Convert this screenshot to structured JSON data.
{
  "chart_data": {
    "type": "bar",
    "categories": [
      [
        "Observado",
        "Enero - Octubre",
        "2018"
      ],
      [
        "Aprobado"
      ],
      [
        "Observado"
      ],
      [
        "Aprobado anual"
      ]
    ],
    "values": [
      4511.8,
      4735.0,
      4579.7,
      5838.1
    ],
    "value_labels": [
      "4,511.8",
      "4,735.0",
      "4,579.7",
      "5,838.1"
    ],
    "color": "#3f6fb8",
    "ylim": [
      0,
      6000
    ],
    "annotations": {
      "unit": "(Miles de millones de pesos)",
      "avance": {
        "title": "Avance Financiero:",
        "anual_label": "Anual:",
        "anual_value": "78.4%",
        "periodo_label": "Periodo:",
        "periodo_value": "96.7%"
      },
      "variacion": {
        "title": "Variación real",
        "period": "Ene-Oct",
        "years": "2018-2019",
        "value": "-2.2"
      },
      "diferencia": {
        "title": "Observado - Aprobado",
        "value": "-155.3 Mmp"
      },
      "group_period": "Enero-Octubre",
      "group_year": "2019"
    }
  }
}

──────

— Task instructions —
Give the number of lines in the records that contain the string "Observado", and nothing besides.

— Solution to this exercise —
3